Entries from a dataset:
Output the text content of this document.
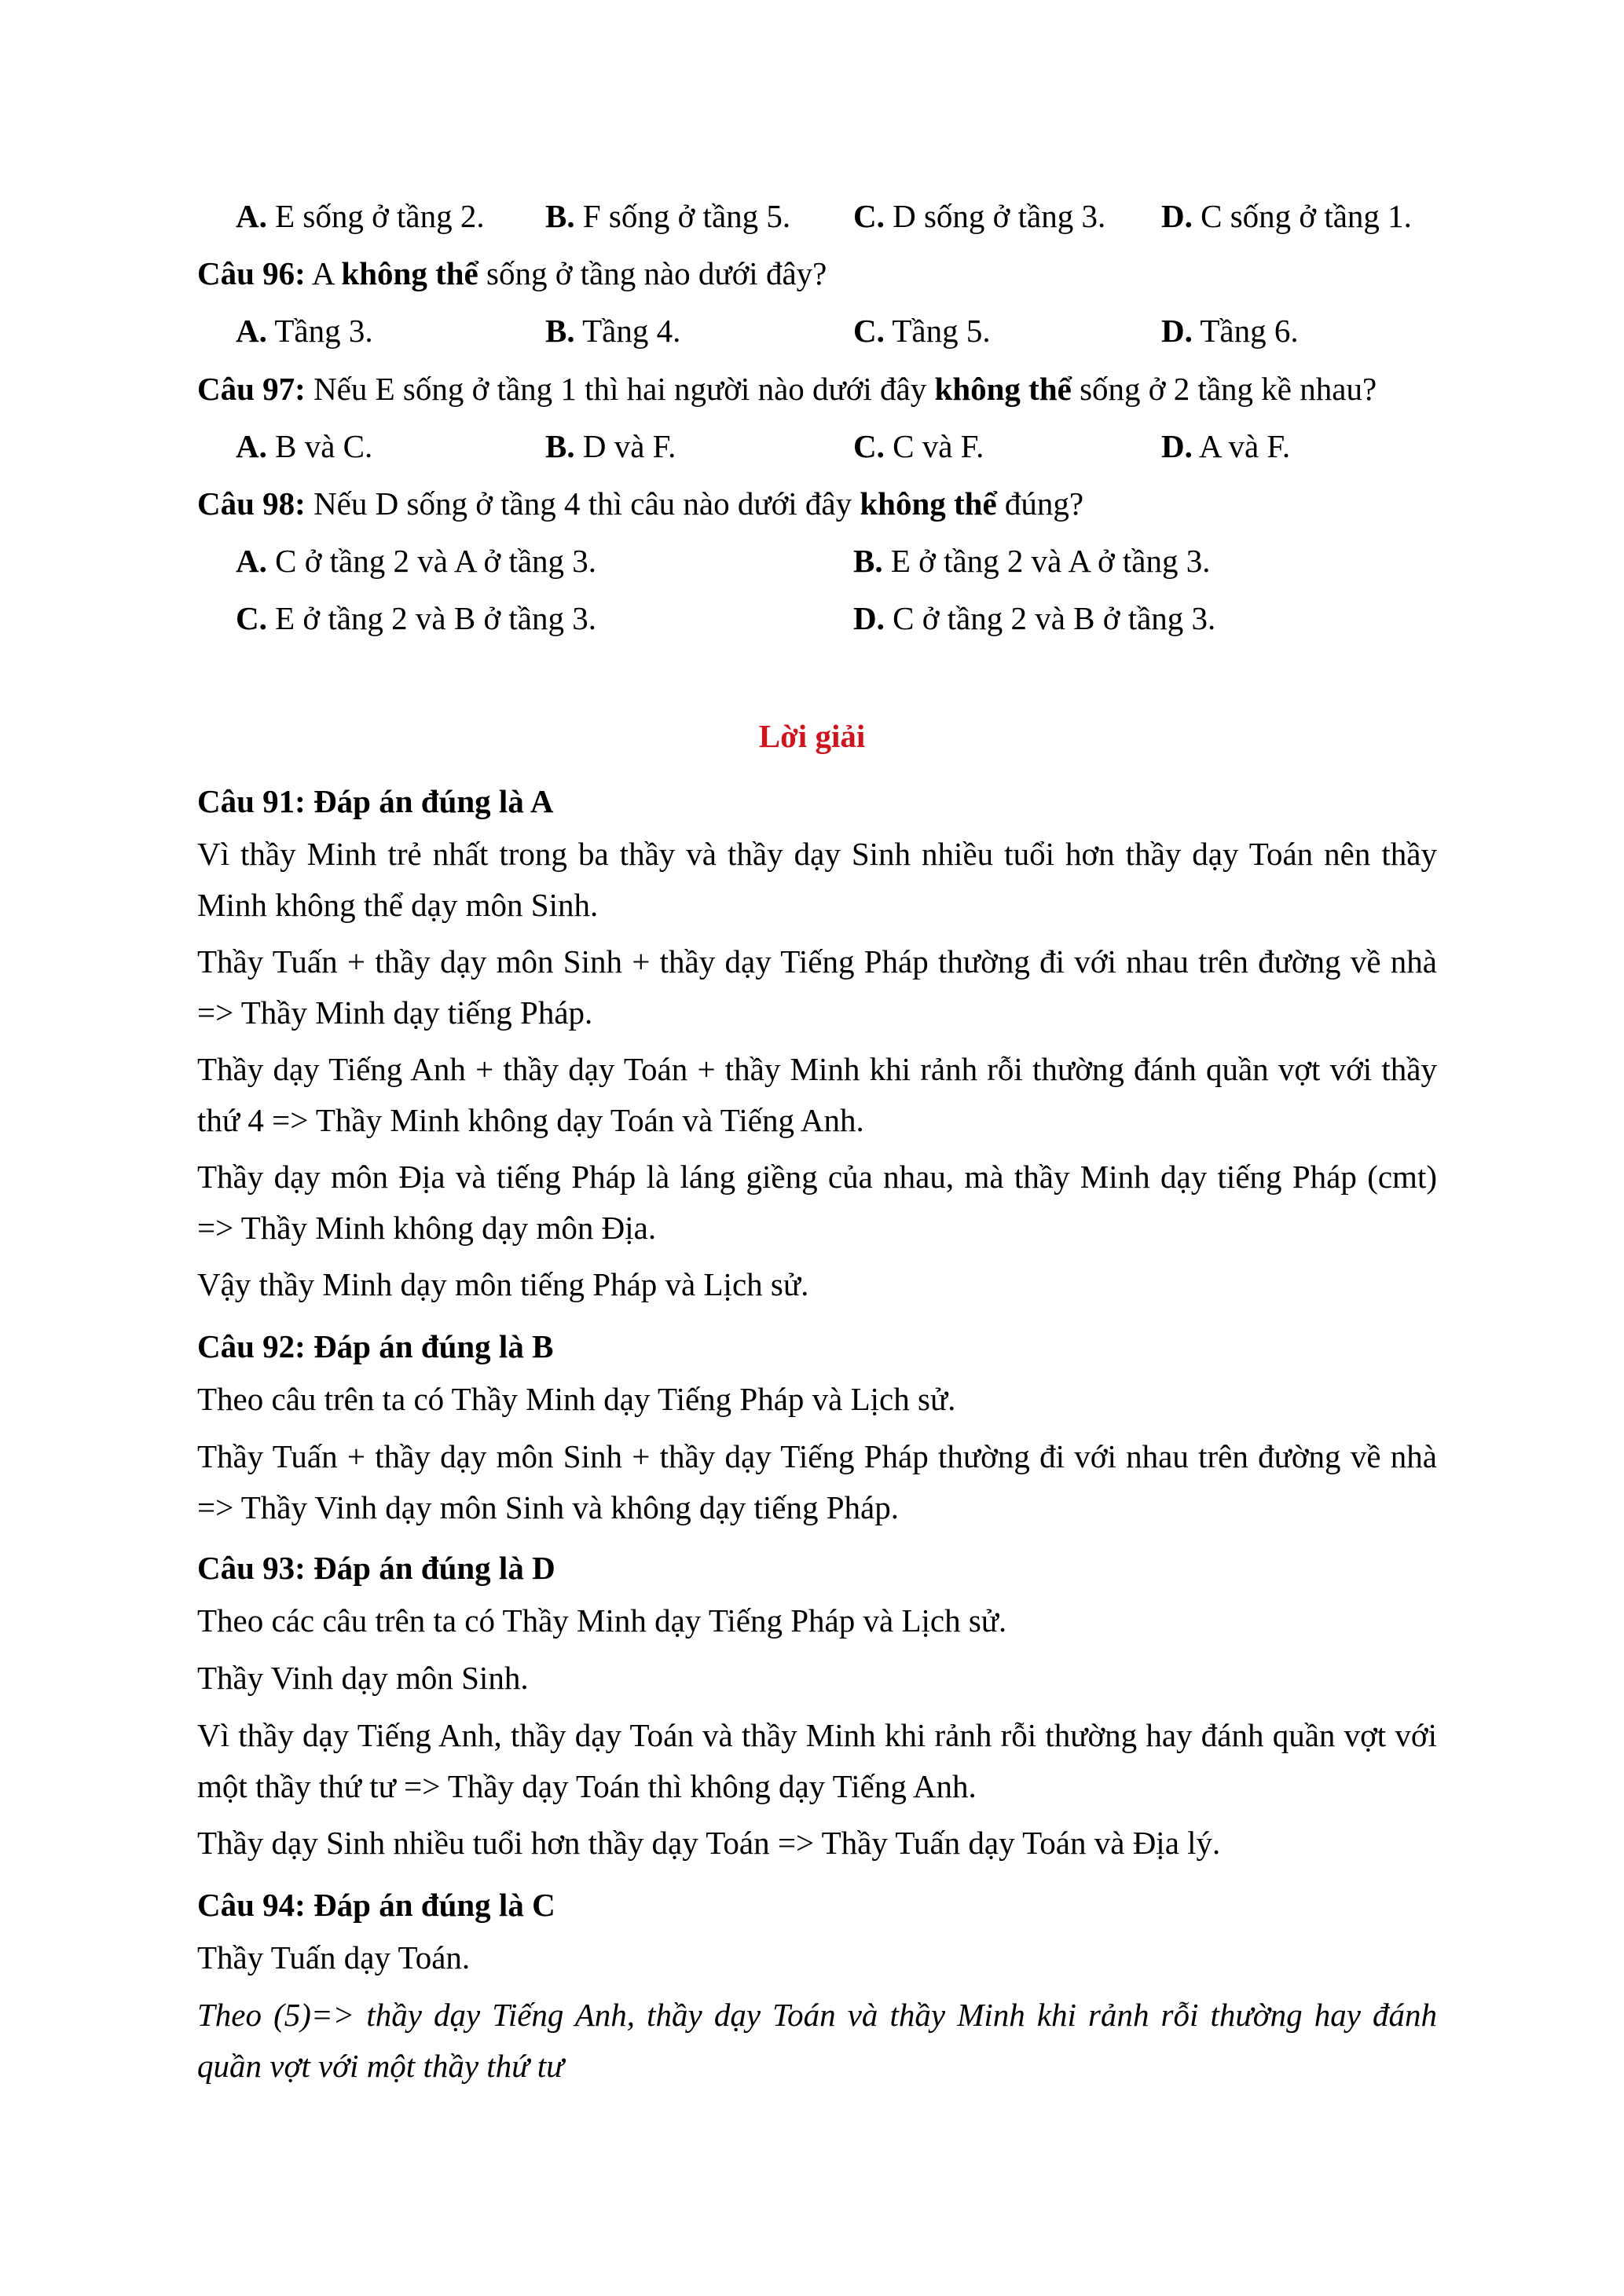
A. E sống ở tầng 2. B. F sống ở tầng 5. C. D sống ở tầng 3. D. C sống ở tầng 1.
Câu 96: A không thể sống ở tầng nào dưới đây?
A. Tầng 3.	B. Tầng 4.	C. Tầng 5.	D. Tầng 6.
Câu 97: Nếu E sống ở tầng 1 thì hai người nào dưới đây không thể sống ở 2 tầng kề nhau?
A. B và C.	B. D và F.	C. C và F.	D. A và F.
Câu 98: Nếu D sống ở tầng 4 thì câu nào dưới đây không thể đúng?
A. C ở tầng 2 và A ở tầng 3.	B. E ở tầng 2 và A ở tầng 3.
C. E ở tầng 2 và B ở tầng 3.	D. C ở tầng 2 và B ở tầng 3.
Lời giải
Câu 91: Đáp án đúng là A
Vì thầy Minh trẻ nhất trong ba thầy và thầy dạy Sinh nhiều tuổi hơn thầy dạy Toán nên thầy Minh không thể dạy môn Sinh.
Thầy Tuấn + thầy dạy môn Sinh + thầy dạy Tiếng Pháp thường đi với nhau trên đường về nhà => Thầy Minh dạy tiếng Pháp.
Thầy dạy Tiếng Anh + thầy dạy Toán + thầy Minh khi rảnh rỗi thường đánh quần vợt với thầy thứ 4 => Thầy Minh không dạy Toán và Tiếng Anh.
Thầy dạy môn Địa và tiếng Pháp là láng giềng của nhau, mà thầy Minh dạy tiếng Pháp (cmt) => Thầy Minh không dạy môn Địa.
Vậy thầy Minh dạy môn tiếng Pháp và Lịch sử.
Câu 92: Đáp án đúng là B
Theo câu trên ta có Thầy Minh dạy Tiếng Pháp và Lịch sử.
Thầy Tuấn + thầy dạy môn Sinh + thầy dạy Tiếng Pháp thường đi với nhau trên đường về nhà => Thầy Vinh dạy môn Sinh và không dạy tiếng Pháp.
Câu 93: Đáp án đúng là D
Theo các câu trên ta có Thầy Minh dạy Tiếng Pháp và Lịch sử.
Thầy Vinh dạy môn Sinh.
Vì thầy dạy Tiếng Anh, thầy dạy Toán và thầy Minh khi rảnh rỗi thường hay đánh quần vợt với một thầy thứ tư => Thầy dạy Toán thì không dạy Tiếng Anh.
Thầy dạy Sinh nhiều tuổi hơn thầy dạy Toán => Thầy Tuấn dạy Toán và Địa lý.
Câu 94: Đáp án đúng là C
Thầy Tuấn dạy Toán.
Theo (5)=> thầy dạy Tiếng Anh, thầy dạy Toán và thầy Minh khi rảnh rỗi thường hay đánh quần vợt với một thầy thứ tư
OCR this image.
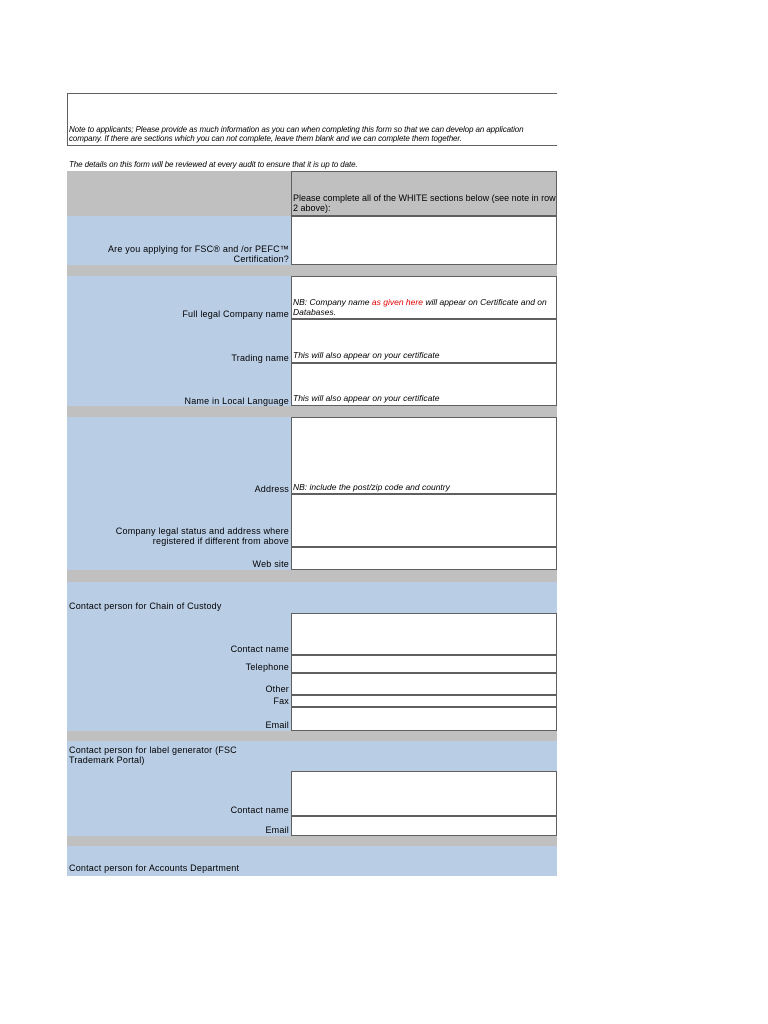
Note to applicants; Please provide as much information as you can when completing this form so that we can develop an application
company. If there are sections which you can not complete, leave them blank and we can complete them together.
The details on this form will be reviewed at every audit to ensure that it is up to date.
Please complete all of the WHITE sections below (see note in row 2 above):
Are you applying for FSC® and /or PEFC™ Certification?
Full legal Company name
NB: Company name as given here will appear on Certificate and on
Databases.
Trading name This will also appear on your certificate
Name in Local Language This will also appear on your certificate
Address NB: include the post/zip code and country
Company legal status and address where registered if different from above
Web site
Contact person for Chain of Custody
Contact name
Telephone
Other
Fax
Email
Contact person for label generator (FSC
Trademark Portal)
Contact name
Email
Contact person for Accounts Department
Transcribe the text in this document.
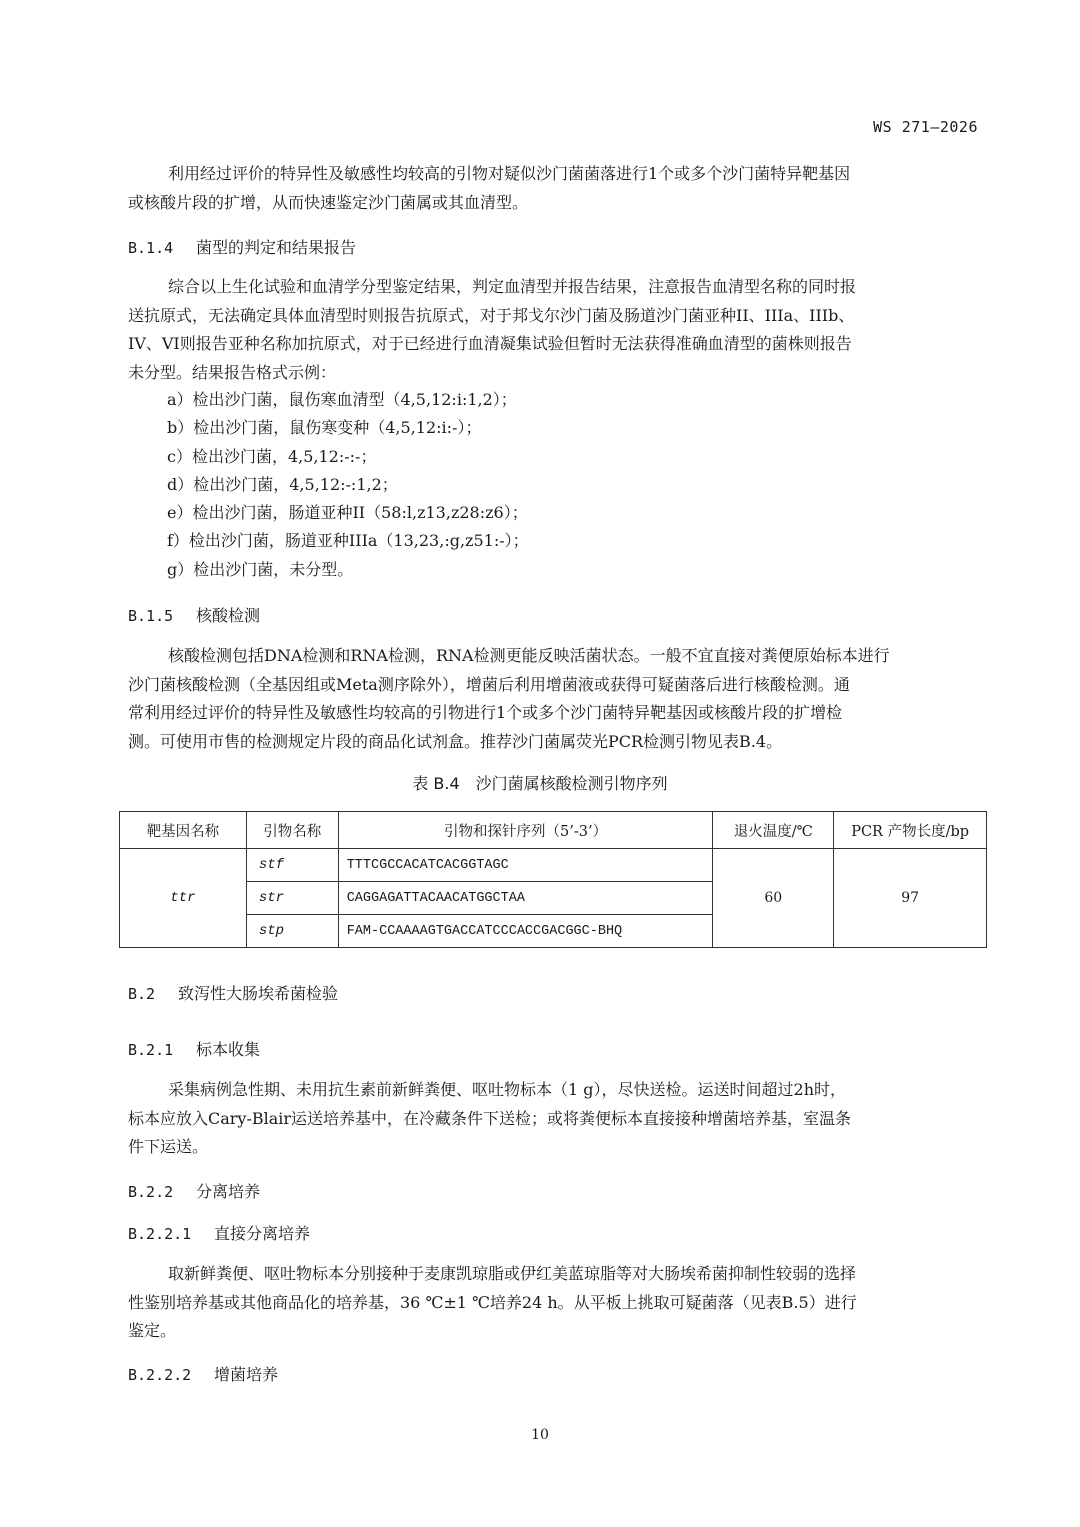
WS 271—2026

利用经过评价的特异性及敏感性均较高的引物对疑似沙门菌菌落进行1个或多个沙门菌特异靶基因
或核酸片段的扩增，从而快速鉴定沙门菌属或其血清型。

B.1.4 菌型的判定和结果报告

综合以上生化试验和血清学分型鉴定结果，判定血清型并报告结果，注意报告血清型名称的同时报
送抗原式，无法确定具体血清型时则报告抗原式，对于邦戈尔沙门菌及肠道沙门菌亚种II、IIIa、IIIb、
IV、VI则报告亚种名称加抗原式，对于已经进行血清凝集试验但暂时无法获得准确血清型的菌株则报告
未分型。结果报告格式示例：

a）检出沙门菌，鼠伤寒血清型（4,5,12:i:1,2）；
b）检出沙门菌，鼠伤寒变种（4,5,12:i:-）；
c）检出沙门菌，4,5,12:-:-；
d）检出沙门菌，4,5,12:-:1,2；
e）检出沙门菌，肠道亚种II（58:l,z13,z28:z6）；
f）检出沙门菌，肠道亚种IIIa（13,23,:g,z51:-）；
g）检出沙门菌，未分型。
B.1.5 核酸检测

核酸检测包括DNA检测和RNA检测，RNA检测更能反映活菌状态。一般不宜直接对粪便原始标本进行
沙门菌核酸检测（全基因组或Meta测序除外），增菌后利用增菌液或获得可疑菌落后进行核酸检测。通
常利用经过评价的特异性及敏感性均较高的引物进行1个或多个沙门菌特异靶基因或核酸片段的扩增检
测。可使用市售的检测规定片段的商品化试剂盒。推荐沙门菌属荧光PCR检测引物见表B.4。

表 B.4　沙门菌属核酸检测引物序列
靶基因名称	引物名称	引物和探针序列（5’-3’）	退火温度/℃	PCR 产物长度/bp
ttr	stf	TTTCGCCACATCACGGTAGC	60	97
	str	CAGGAGATTACAACATGGCTAA		
	stp	FAM-CCAAAAGTGACCATCCCACCGACGGC-BHQ		
B.2 致泻性大肠埃希菌检验
B.2.1 标本收集

采集病例急性期、未用抗生素前新鲜粪便、呕吐物标本（1 g），尽快送检。运送时间超过2h时，
标本应放入Cary-Blair运送培养基中，在冷藏条件下送检；或将粪便标本直接接种增菌培养基，室温条
件下运送。

B.2.2 分离培养
B.2.2.1 直接分离培养

取新鲜粪便、呕吐物标本分别接种于麦康凯琼脂或伊红美蓝琼脂等对大肠埃希菌抑制性较弱的选择
性鉴别培养基或其他商品化的培养基，36 ℃±1 ℃培养24 h。从平板上挑取可疑菌落（见表B.5）进行
鉴定。

B.2.2.2 增菌培养
10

* Task brief: Without including the pictures, return each record above exactly as it stands.

* Final result:
Output the text content of this document.
A. E sống ở tầng 2. B. F sống ở tầng 5. C. D sống ở tầng 3. D. C sống ở tầng 1.
Câu 96: A không thể sống ở tầng nào dưới đây?
A. Tầng 3.	B. Tầng 4.	C. Tầng 5.	D. Tầng 6.
Câu 97: Nếu E sống ở tầng 1 thì hai người nào dưới đây không thể sống ở 2 tầng kề nhau?
A. B và C.	B. D và F.	C. C và F.	D. A và F.
Câu 98: Nếu D sống ở tầng 4 thì câu nào dưới đây không thể đúng?
A. C ở tầng 2 và A ở tầng 3.	B. E ở tầng 2 và A ở tầng 3.
C. E ở tầng 2 và B ở tầng 3.	D. C ở tầng 2 và B ở tầng 3.
Lời giải
Câu 91: Đáp án đúng là A
Vì thầy Minh trẻ nhất trong ba thầy và thầy dạy Sinh nhiều tuổi hơn thầy dạy Toán nên thầy Minh không thể dạy môn Sinh.
Thầy Tuấn + thầy dạy môn Sinh + thầy dạy Tiếng Pháp thường đi với nhau trên đường về nhà => Thầy Minh dạy tiếng Pháp.
Thầy dạy Tiếng Anh + thầy dạy Toán + thầy Minh khi rảnh rỗi thường đánh quần vợt với thầy thứ 4 => Thầy Minh không dạy Toán và Tiếng Anh.
Thầy dạy môn Địa và tiếng Pháp là láng giềng của nhau, mà thầy Minh dạy tiếng Pháp (cmt) => Thầy Minh không dạy môn Địa.
Vậy thầy Minh dạy môn tiếng Pháp và Lịch sử.
Câu 92: Đáp án đúng là B
Theo câu trên ta có Thầy Minh dạy Tiếng Pháp và Lịch sử.
Thầy Tuấn + thầy dạy môn Sinh + thầy dạy Tiếng Pháp thường đi với nhau trên đường về nhà => Thầy Vinh dạy môn Sinh và không dạy tiếng Pháp.
Câu 93: Đáp án đúng là D
Theo các câu trên ta có Thầy Minh dạy Tiếng Pháp và Lịch sử.
Thầy Vinh dạy môn Sinh.
Vì thầy dạy Tiếng Anh, thầy dạy Toán và thầy Minh khi rảnh rỗi thường hay đánh quần vợt với một thầy thứ tư => Thầy dạy Toán thì không dạy Tiếng Anh.
Thầy dạy Sinh nhiều tuổi hơn thầy dạy Toán => Thầy Tuấn dạy Toán và Địa lý.
Câu 94: Đáp án đúng là C
Thầy Tuấn dạy Toán.
Theo (5)=> thầy dạy Tiếng Anh, thầy dạy Toán và thầy Minh khi rảnh rỗi thường hay đánh quần vợt với một thầy thứ tư
OCR this image.
Note to applicants; Please provide as much information as you can when completing this form so that we can develop an application
company. If there are sections which you can not complete, leave them blank and we can complete them together.
The details on this form will be reviewed at every audit to ensure that it is up to date.
Please complete all of the WHITE sections below (see note in row 2 above):
Are you applying for FSC® and /or PEFC™ Certification?
Full legal Company name
NB: Company name as given here will appear on Certificate and on
Databases.
Trading name This will also appear on your certificate
Name in Local Language This will also appear on your certificate
Address NB: include the post/zip code and country
Company legal status and address where registered if different from above
Web site
Contact person for Chain of Custody
Contact name
Telephone
Other
Fax
Email
Contact person for label generator (FSC
Trademark Portal)
Contact name
Email
Contact person for Accounts Department
Transcribe the text in this document.
WS 271—2026

利用经过评价的特异性及敏感性均较高的引物对疑似沙门菌菌落进行1个或多个沙门菌特异靶基因
或核酸片段的扩增，从而快速鉴定沙门菌属或其血清型。

B.1.4 菌型的判定和结果报告

综合以上生化试验和血清学分型鉴定结果，判定血清型并报告结果，注意报告血清型名称的同时报
送抗原式，无法确定具体血清型时则报告抗原式，对于邦戈尔沙门菌及肠道沙门菌亚种II、IIIa、IIIb、
IV、VI则报告亚种名称加抗原式，对于已经进行血清凝集试验但暂时无法获得准确血清型的菌株则报告
未分型。结果报告格式示例：

a）检出沙门菌，鼠伤寒血清型（4,5,12:i:1,2）；
b）检出沙门菌，鼠伤寒变种（4,5,12:i:-）；
c）检出沙门菌，4,5,12:-:-；
d）检出沙门菌，4,5,12:-:1,2；
e）检出沙门菌，肠道亚种II（58:l,z13,z28:z6）；
f）检出沙门菌，肠道亚种IIIa（13,23,:g,z51:-）；
g）检出沙门菌，未分型。
B.1.5 核酸检测

核酸检测包括DNA检测和RNA检测，RNA检测更能反映活菌状态。一般不宜直接对粪便原始标本进行
沙门菌核酸检测（全基因组或Meta测序除外），增菌后利用增菌液或获得可疑菌落后进行核酸检测。通
常利用经过评价的特异性及敏感性均较高的引物进行1个或多个沙门菌特异靶基因或核酸片段的扩增检
测。可使用市售的检测规定片段的商品化试剂盒。推荐沙门菌属荧光PCR检测引物见表B.4。

表 B.4　沙门菌属核酸检测引物序列
靶基因名称	引物名称	引物和探针序列（5’-3’）	退火温度/℃	PCR 产物长度/bp
ttr	stf	TTTCGCCACATCACGGTAGC	60	97
	str	CAGGAGATTACAACATGGCTAA		
	stp	FAM-CCAAAAGTGACCATCCCACCGACGGC-BHQ		
B.2 致泻性大肠埃希菌检验
B.2.1 标本收集

采集病例急性期、未用抗生素前新鲜粪便、呕吐物标本（1 g），尽快送检。运送时间超过2h时，
标本应放入Cary-Blair运送培养基中，在冷藏条件下送检；或将粪便标本直接接种增菌培养基，室温条
件下运送。

B.2.2 分离培养
B.2.2.1 直接分离培养

取新鲜粪便、呕吐物标本分别接种于麦康凯琼脂或伊红美蓝琼脂等对大肠埃希菌抑制性较弱的选择
性鉴别培养基或其他商品化的培养基，36 ℃±1 ℃培养24 h。从平板上挑取可疑菌落（见表B.5）进行
鉴定。

B.2.2.2 增菌培养
10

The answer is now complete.